### Record list
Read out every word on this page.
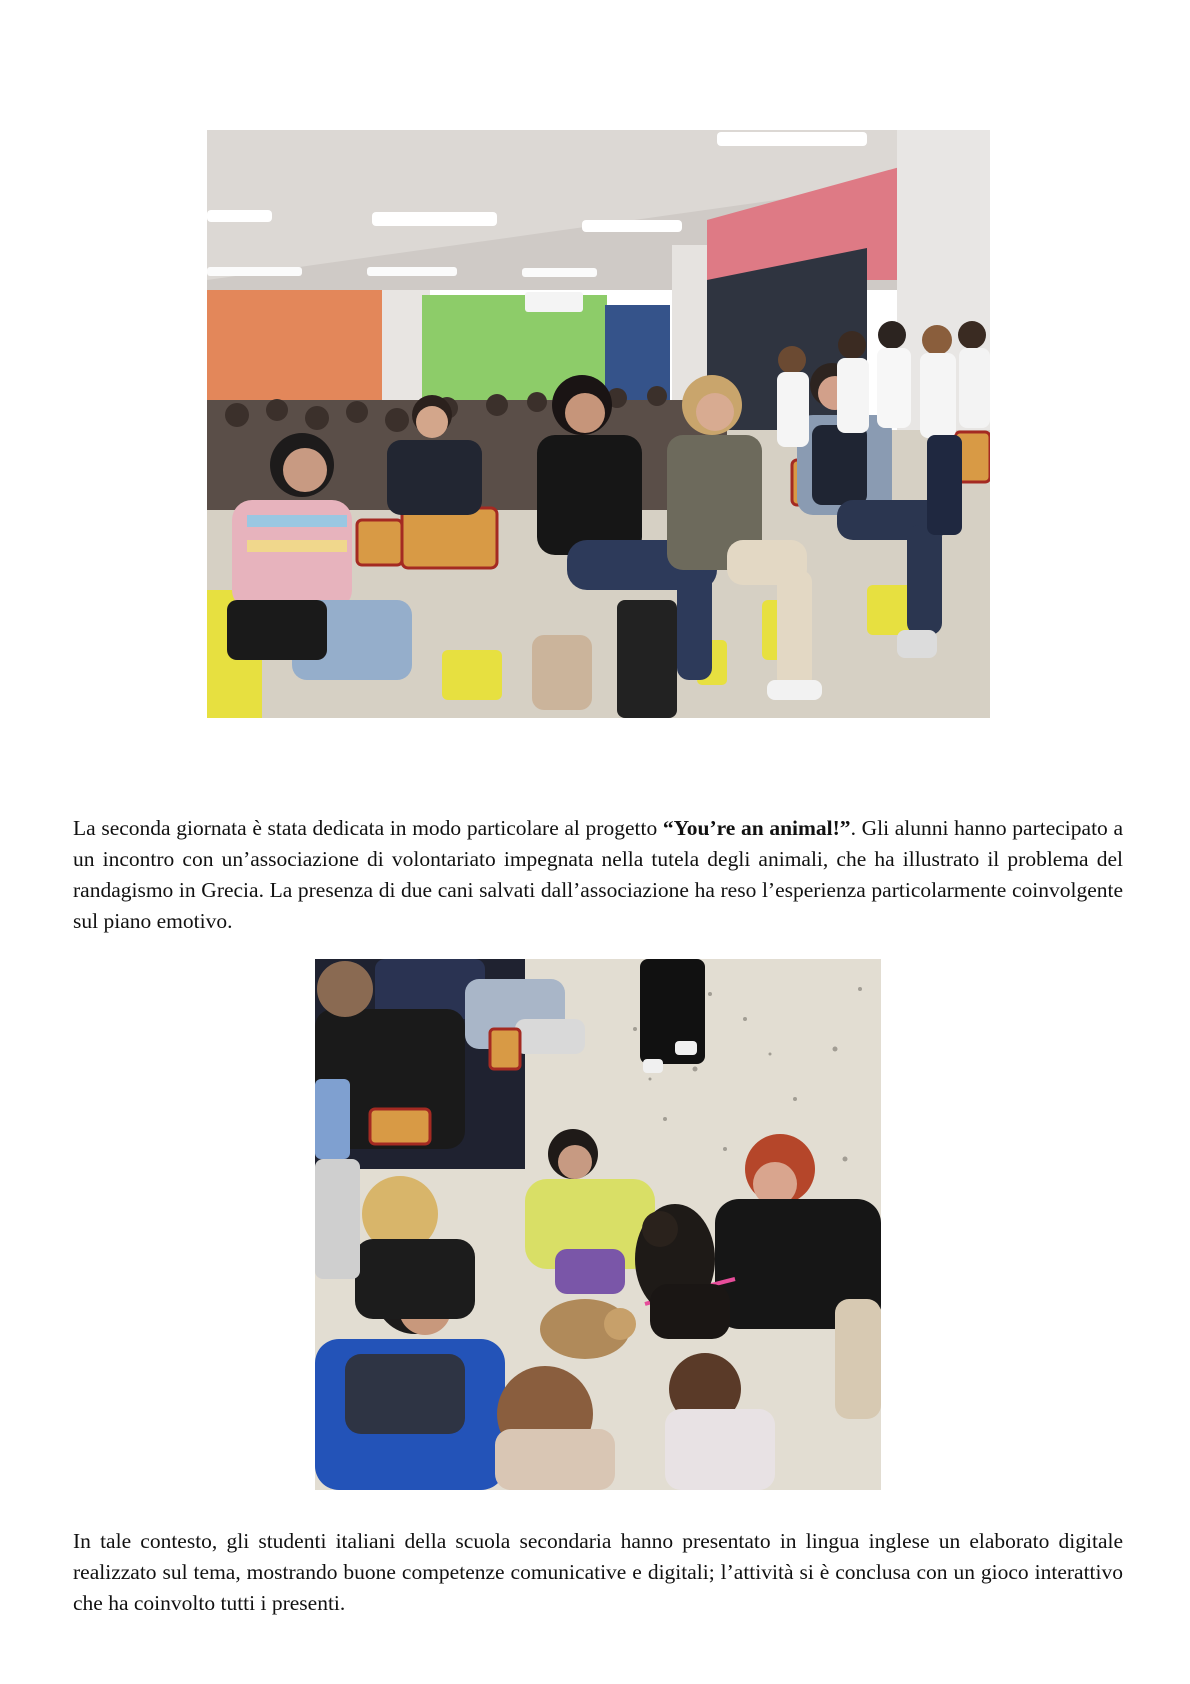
La seconda giornata è stata dedicata in modo particolare al progetto “You’re an animal!”. Gli alunni hanno partecipato a un incontro con un’associazione di volontariato impegnata nella tutela degli animali, che ha illustrato il problema del randagismo in Grecia. La presenza di due cani salvati dall’associazione ha reso l’esperienza particolarmente coinvolgente sul piano emotivo.

In tale contesto, gli studenti italiani della scuola secondaria hanno presentato in lingua inglese un elaborato digitale realizzato sul tema, mostrando buone competenze comunicative e digitali; l’attività si è conclusa con un gioco interattivo che ha coinvolto tutti i presenti.
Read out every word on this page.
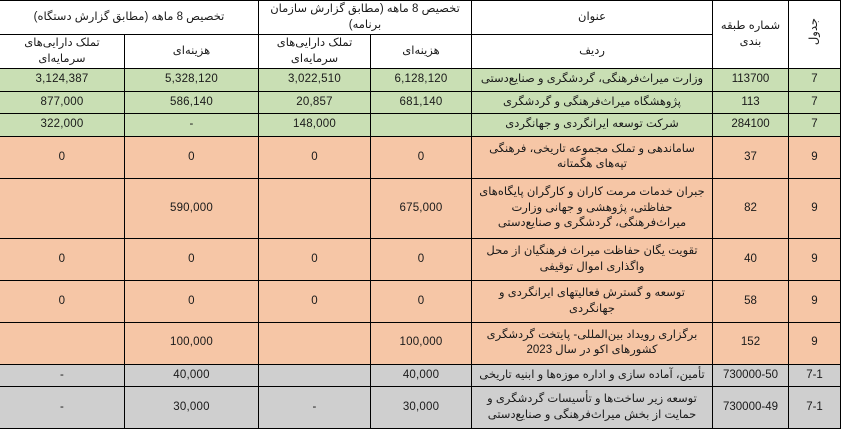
جدول	شماره طبقه بندی	عنوان	تخصیص 8 ماهه (مطابق گزارش سازمان برنامه)		تخصیص 8 ماهه (مطابق گزارش دستگاه)	
		ردیف	هزینه‌ای	تملک دارایی‌های سرمایه‌ای	هزینه‌ای	تملک دارایی‌های سرمایه‌ای
7	113700	وزارت میراث‌فرهنگی، گردشگری و صنایع‌دستی	6,128,120	3,022,510	5,328,120	3,124,387
7	113	پژوهشگاه میراث‌فرهنگی و گردشگری	681,140	20,857	586,140	877,000
7	284100	شرکت توسعه ایرانگردی و جهانگردی		148,000	-	322,000
9	37	ساماندهی و تملک مجموعه تاریخی، فرهنگی تپه‌های هگمتانه	0	0	0	0
9	82	جبران خدمات مرمت کاران و کارگران پایگاه‌های حفاظتی، پژوهشی و جهانی وزارت میراث‌فرهنگی، گردشگری و صنایع‌دستی	675,000		590,000	
9	40	تقویت یگان حفاظت میراث فرهنگیان از محل واگذاری اموال توقیفی	0	0	0	0
9	58	توسعه و گسترش فعالیتهای ایرانگردی و جهانگردی	0	0	0	0
9	152	برگزاری رویداد بین‌المللی- پایتخت گردشگری کشورهای اکو در سال 2023	100,000		100,000	
7-1	730000-50	تأمین، آماده سازی و اداره موزه‌ها و ابنیه تاریخی	40,000		40,000	-
7-1	730000-49	توسعه زیر ساخت‌ها و تأسیسات گردشگری و حمایت از بخش میراث‌فرهنگی و صنایع‌دستی	30,000	-	30,000	-
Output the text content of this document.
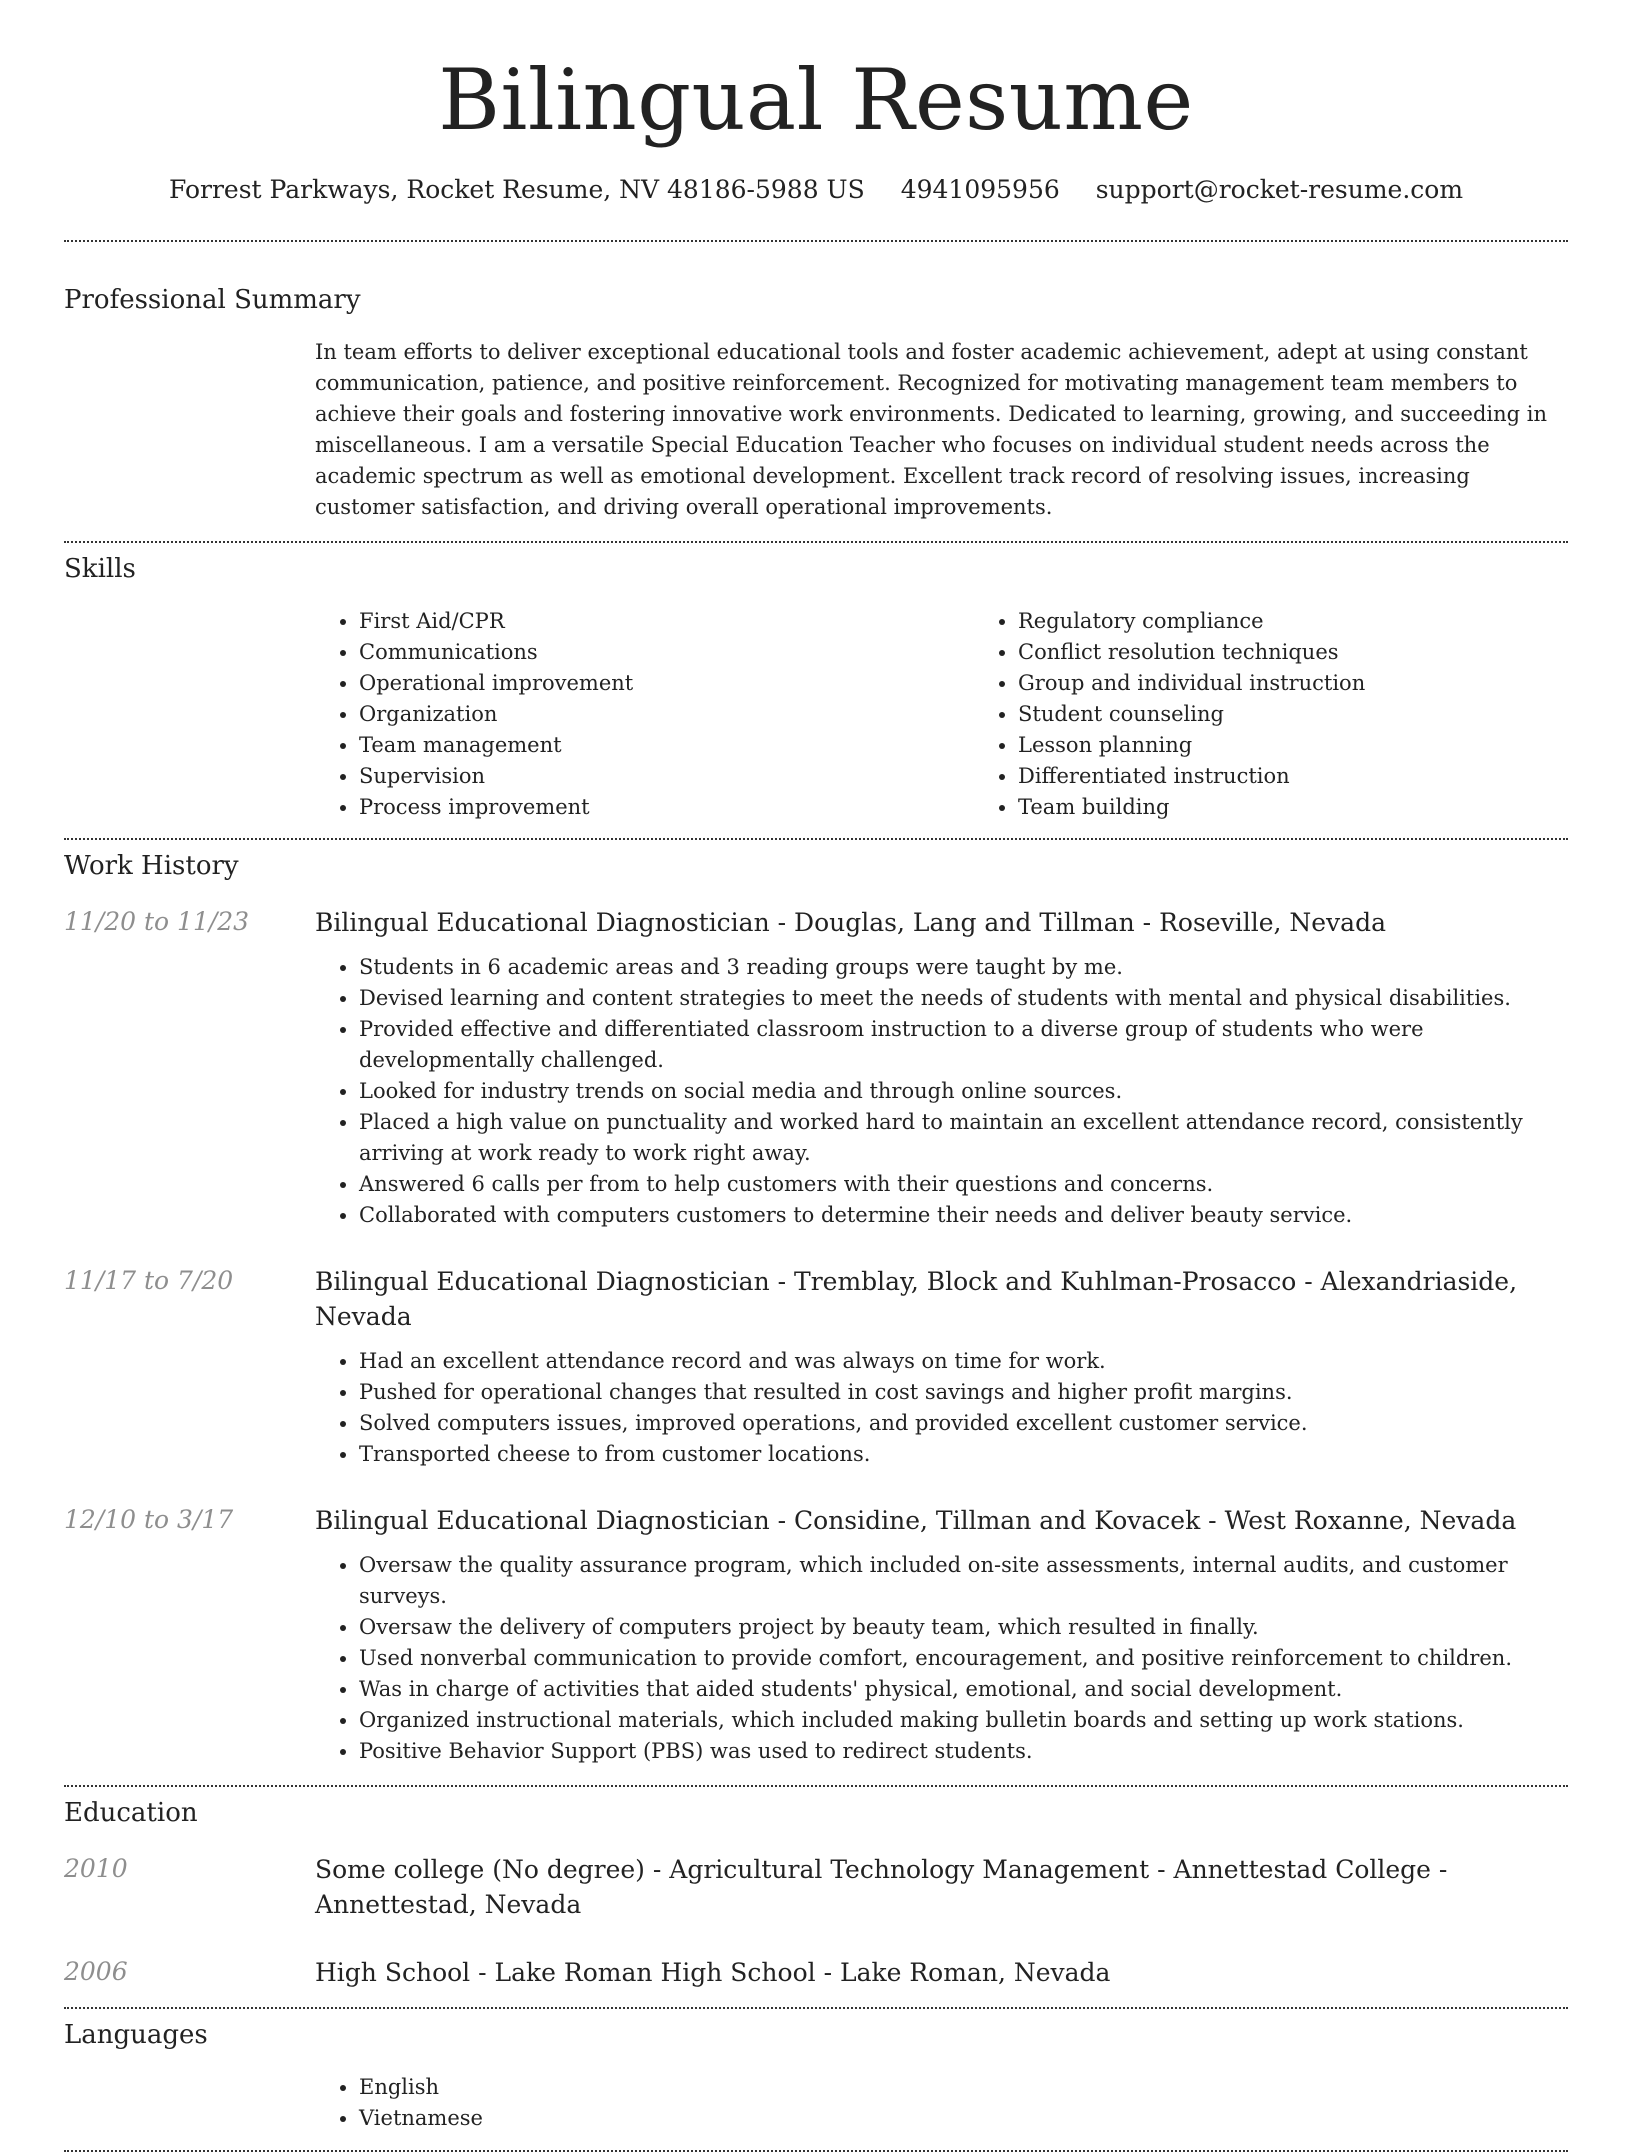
Bilingual Resume
Forrest Parkways, Rocket Resume, NV 48186-5988 US 4941095956 support@rocket-resume.com
Professional Summary
In team efforts to deliver exceptional educational tools and foster academic achievement, adept at using constant communication, patience, and positive reinforcement. Recognized for motivating management team members to achieve their goals and fostering innovative work environments. Dedicated to learning, growing, and succeeding in miscellaneous. I am a versatile Special Education Teacher who focuses on individual student needs across the academic spectrum as well as emotional development. Excellent track record of resolving issues, increasing customer satisfaction, and driving overall operational improvements.
Skills
• First Aid/CPR
• Communications
• Operational improvement
• Organization
• Team management
• Supervision
• Process improvement
• Regulatory compliance
• Conflict resolution techniques
• Group and individual instruction
• Student counseling
• Lesson planning
• Differentiated instruction
• Team building
Work History
11/20 to 11/23	Bilingual Educational Diagnostician - Douglas, Lang and Tillman - Roseville, Nevada
• Students in 6 academic areas and 3 reading groups were taught by me.
• Devised learning and content strategies to meet the needs of students with mental and physical disabilities.
• Provided effective and differentiated classroom instruction to a diverse group of students who were developmentally challenged.
• Looked for industry trends on social media and through online sources.
• Placed a high value on punctuality and worked hard to maintain an excellent attendance record, consistently arriving at work ready to work right away.
• Answered 6 calls per from to help customers with their questions and concerns.
• Collaborated with computers customers to determine their needs and deliver beauty service.
11/17 to 7/20	Bilingual Educational Diagnostician - Tremblay, Block and Kuhlman-Prosacco - Alexandriaside, Nevada
• Had an excellent attendance record and was always on time for work.
• Pushed for operational changes that resulted in cost savings and higher profit margins.
• Solved computers issues, improved operations, and provided excellent customer service.
• Transported cheese to from customer locations.
12/10 to 3/17	Bilingual Educational Diagnostician - Considine, Tillman and Kovacek - West Roxanne, Nevada
• Oversaw the quality assurance program, which included on-site assessments, internal audits, and customer surveys.
• Oversaw the delivery of computers project by beauty team, which resulted in finally.
• Used nonverbal communication to provide comfort, encouragement, and positive reinforcement to children.
• Was in charge of activities that aided students' physical, emotional, and social development.
• Organized instructional materials, which included making bulletin boards and setting up work stations.
• Positive Behavior Support (PBS) was used to redirect students.
Education
2010	Some college (No degree) - Agricultural Technology Management - Annettestad College - Annettestad, Nevada
2006	High School - Lake Roman High School - Lake Roman, Nevada
Languages
• English
• Vietnamese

### What you should do
Retype the whole listing exactly and leave the pictures out.

### Response to the task
Read out every word on this page.
La seconda giornata è stata dedicata in modo particolare al progetto “You’re an animal!”. Gli alunni hanno partecipato a un incontro con un’associazione di volontariato impegnata nella tutela degli animali, che ha illustrato il problema del randagismo in Grecia. La presenza di due cani salvati dall’associazione ha reso l’esperienza particolarmente coinvolgente sul piano emotivo.

In tale contesto, gli studenti italiani della scuola secondaria hanno presentato in lingua inglese un elaborato digitale realizzato sul tema, mostrando buone competenze comunicative e digitali; l’attività si è conclusa con un gioco interattivo che ha coinvolto tutti i presenti.
Read out every word on this page.
جدول	شماره طبقه بندی	عنوان	تخصیص 8 ماهه (مطابق گزارش سازمان برنامه)		تخصیص 8 ماهه (مطابق گزارش دستگاه)	
		ردیف	هزینه‌ای	تملک دارایی‌های سرمایه‌ای	هزینه‌ای	تملک دارایی‌های سرمایه‌ای
7	113700	وزارت میراث‌فرهنگی، گردشگری و صنایع‌دستی	6,128,120	3,022,510	5,328,120	3,124,387
7	113	پژوهشگاه میراث‌فرهنگی و گردشگری	681,140	20,857	586,140	877,000
7	284100	شرکت توسعه ایرانگردی و جهانگردی		148,000	-	322,000
9	37	ساماندهی و تملک مجموعه تاریخی، فرهنگی تپه‌های هگمتانه	0	0	0	0
9	82	جبران خدمات مرمت کاران و کارگران پایگاه‌های حفاظتی، پژوهشی و جهانی وزارت میراث‌فرهنگی، گردشگری و صنایع‌دستی	675,000		590,000	
9	40	تقویت یگان حفاظت میراث فرهنگیان از محل واگذاری اموال توقیفی	0	0	0	0
9	58	توسعه و گسترش فعالیتهای ایرانگردی و جهانگردی	0	0	0	0
9	152	برگزاری رویداد بین‌المللی- پایتخت گردشگری کشورهای اکو در سال 2023	100,000		100,000	
7-1	730000-50	تأمین، آماده سازی و اداره موزه‌ها و ابنیه تاریخی	40,000		40,000	-
7-1	730000-49	توسعه زیر ساخت‌ها و تأسیسات گردشگری و حمایت از بخش میراث‌فرهنگی و صنایع‌دستی	30,000	-	30,000	-
Output the text content of this document.
Bilingual Resume
Forrest Parkways, Rocket Resume, NV 48186-5988 US 4941095956 support@rocket-resume.com
Professional Summary
In team efforts to deliver exceptional educational tools and foster academic achievement, adept at using constant communication, patience, and positive reinforcement. Recognized for motivating management team members to achieve their goals and fostering innovative work environments. Dedicated to learning, growing, and succeeding in miscellaneous. I am a versatile Special Education Teacher who focuses on individual student needs across the academic spectrum as well as emotional development. Excellent track record of resolving issues, increasing customer satisfaction, and driving overall operational improvements.
Skills
• First Aid/CPR
• Communications
• Operational improvement
• Organization
• Team management
• Supervision
• Process improvement
• Regulatory compliance
• Conflict resolution techniques
• Group and individual instruction
• Student counseling
• Lesson planning
• Differentiated instruction
• Team building
Work History
11/20 to 11/23	Bilingual Educational Diagnostician - Douglas, Lang and Tillman - Roseville, Nevada
• Students in 6 academic areas and 3 reading groups were taught by me.
• Devised learning and content strategies to meet the needs of students with mental and physical disabilities.
• Provided effective and differentiated classroom instruction to a diverse group of students who were developmentally challenged.
• Looked for industry trends on social media and through online sources.
• Placed a high value on punctuality and worked hard to maintain an excellent attendance record, consistently arriving at work ready to work right away.
• Answered 6 calls per from to help customers with their questions and concerns.
• Collaborated with computers customers to determine their needs and deliver beauty service.
11/17 to 7/20	Bilingual Educational Diagnostician - Tremblay, Block and Kuhlman-Prosacco - Alexandriaside, Nevada
• Had an excellent attendance record and was always on time for work.
• Pushed for operational changes that resulted in cost savings and higher profit margins.
• Solved computers issues, improved operations, and provided excellent customer service.
• Transported cheese to from customer locations.
12/10 to 3/17	Bilingual Educational Diagnostician - Considine, Tillman and Kovacek - West Roxanne, Nevada
• Oversaw the quality assurance program, which included on-site assessments, internal audits, and customer surveys.
• Oversaw the delivery of computers project by beauty team, which resulted in finally.
• Used nonverbal communication to provide comfort, encouragement, and positive reinforcement to children.
• Was in charge of activities that aided students' physical, emotional, and social development.
• Organized instructional materials, which included making bulletin boards and setting up work stations.
• Positive Behavior Support (PBS) was used to redirect students.
Education
2010	Some college (No degree) - Agricultural Technology Management - Annettestad College - Annettestad, Nevada
2006	High School - Lake Roman High School - Lake Roman, Nevada
Languages
• English
• Vietnamese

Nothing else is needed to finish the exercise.